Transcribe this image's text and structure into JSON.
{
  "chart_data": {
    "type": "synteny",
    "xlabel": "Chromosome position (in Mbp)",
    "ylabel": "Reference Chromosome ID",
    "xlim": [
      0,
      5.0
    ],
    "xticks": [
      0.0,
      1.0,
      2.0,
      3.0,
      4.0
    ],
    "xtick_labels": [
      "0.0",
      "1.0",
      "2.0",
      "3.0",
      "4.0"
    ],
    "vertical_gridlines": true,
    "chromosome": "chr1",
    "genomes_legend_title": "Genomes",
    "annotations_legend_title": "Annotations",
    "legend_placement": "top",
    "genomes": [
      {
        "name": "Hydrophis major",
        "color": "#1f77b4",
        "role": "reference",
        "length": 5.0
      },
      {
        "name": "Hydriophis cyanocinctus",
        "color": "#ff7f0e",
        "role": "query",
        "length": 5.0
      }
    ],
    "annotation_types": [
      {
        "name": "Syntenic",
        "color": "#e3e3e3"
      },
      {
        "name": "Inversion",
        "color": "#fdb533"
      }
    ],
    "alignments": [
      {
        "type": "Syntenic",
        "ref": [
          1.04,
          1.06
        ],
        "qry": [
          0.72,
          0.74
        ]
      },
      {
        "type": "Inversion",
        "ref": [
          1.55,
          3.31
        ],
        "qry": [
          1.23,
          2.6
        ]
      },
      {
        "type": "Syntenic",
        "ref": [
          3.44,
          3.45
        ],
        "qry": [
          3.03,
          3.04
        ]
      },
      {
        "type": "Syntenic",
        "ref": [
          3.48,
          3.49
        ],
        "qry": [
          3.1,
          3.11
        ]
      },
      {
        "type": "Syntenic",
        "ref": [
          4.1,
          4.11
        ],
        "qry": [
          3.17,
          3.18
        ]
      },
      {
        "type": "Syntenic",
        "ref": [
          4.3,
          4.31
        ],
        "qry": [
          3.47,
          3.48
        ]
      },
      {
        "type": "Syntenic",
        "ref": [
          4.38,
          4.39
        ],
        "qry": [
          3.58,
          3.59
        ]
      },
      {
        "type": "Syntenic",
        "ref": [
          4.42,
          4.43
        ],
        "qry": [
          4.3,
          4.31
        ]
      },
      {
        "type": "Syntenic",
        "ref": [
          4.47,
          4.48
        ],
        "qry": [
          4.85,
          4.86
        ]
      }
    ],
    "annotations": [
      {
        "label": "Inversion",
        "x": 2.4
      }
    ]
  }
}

...

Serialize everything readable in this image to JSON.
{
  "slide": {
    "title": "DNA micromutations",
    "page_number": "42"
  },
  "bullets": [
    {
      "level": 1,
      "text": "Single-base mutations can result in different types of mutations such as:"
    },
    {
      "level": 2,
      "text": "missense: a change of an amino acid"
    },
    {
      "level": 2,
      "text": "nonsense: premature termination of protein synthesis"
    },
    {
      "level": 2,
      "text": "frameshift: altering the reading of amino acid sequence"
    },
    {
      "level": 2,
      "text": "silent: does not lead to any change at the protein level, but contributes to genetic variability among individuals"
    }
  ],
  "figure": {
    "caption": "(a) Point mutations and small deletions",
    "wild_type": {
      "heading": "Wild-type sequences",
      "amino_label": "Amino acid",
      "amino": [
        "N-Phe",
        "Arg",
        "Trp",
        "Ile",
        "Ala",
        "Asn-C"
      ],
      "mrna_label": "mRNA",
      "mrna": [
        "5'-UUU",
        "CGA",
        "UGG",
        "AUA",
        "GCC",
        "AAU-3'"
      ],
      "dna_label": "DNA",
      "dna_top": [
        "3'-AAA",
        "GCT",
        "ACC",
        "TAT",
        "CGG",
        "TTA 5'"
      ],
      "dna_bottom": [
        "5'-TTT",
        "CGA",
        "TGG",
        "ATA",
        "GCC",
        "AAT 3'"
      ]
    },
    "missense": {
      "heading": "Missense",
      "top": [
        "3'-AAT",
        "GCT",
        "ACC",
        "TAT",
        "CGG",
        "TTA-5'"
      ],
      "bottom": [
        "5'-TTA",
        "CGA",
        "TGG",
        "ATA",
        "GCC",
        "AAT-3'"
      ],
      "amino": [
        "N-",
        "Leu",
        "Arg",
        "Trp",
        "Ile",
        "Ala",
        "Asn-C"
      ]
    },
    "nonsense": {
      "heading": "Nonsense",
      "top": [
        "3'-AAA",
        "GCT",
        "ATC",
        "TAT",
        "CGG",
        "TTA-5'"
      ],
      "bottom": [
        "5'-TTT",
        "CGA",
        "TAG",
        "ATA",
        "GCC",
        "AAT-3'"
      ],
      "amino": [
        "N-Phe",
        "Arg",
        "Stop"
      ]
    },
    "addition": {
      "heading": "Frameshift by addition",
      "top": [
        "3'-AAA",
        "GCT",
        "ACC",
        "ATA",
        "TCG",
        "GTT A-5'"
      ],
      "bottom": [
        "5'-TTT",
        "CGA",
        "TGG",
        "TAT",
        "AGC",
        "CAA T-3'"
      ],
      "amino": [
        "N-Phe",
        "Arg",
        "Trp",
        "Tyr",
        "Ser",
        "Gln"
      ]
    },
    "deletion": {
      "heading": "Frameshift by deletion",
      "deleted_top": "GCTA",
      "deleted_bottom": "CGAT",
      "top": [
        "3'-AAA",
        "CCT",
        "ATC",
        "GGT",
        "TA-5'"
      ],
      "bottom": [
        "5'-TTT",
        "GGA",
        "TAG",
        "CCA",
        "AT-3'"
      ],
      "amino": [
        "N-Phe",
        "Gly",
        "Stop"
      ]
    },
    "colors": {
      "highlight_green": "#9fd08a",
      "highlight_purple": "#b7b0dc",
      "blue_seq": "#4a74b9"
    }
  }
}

__Action item__.
Only lines that include "change" belong in the answer; copy all of them from the listing.

__Output of the task__.
      "text": "missense: a change of an amino acid"
      "text": "silent: does not lead to any change at the protein level, but contributes to genetic variability among individuals"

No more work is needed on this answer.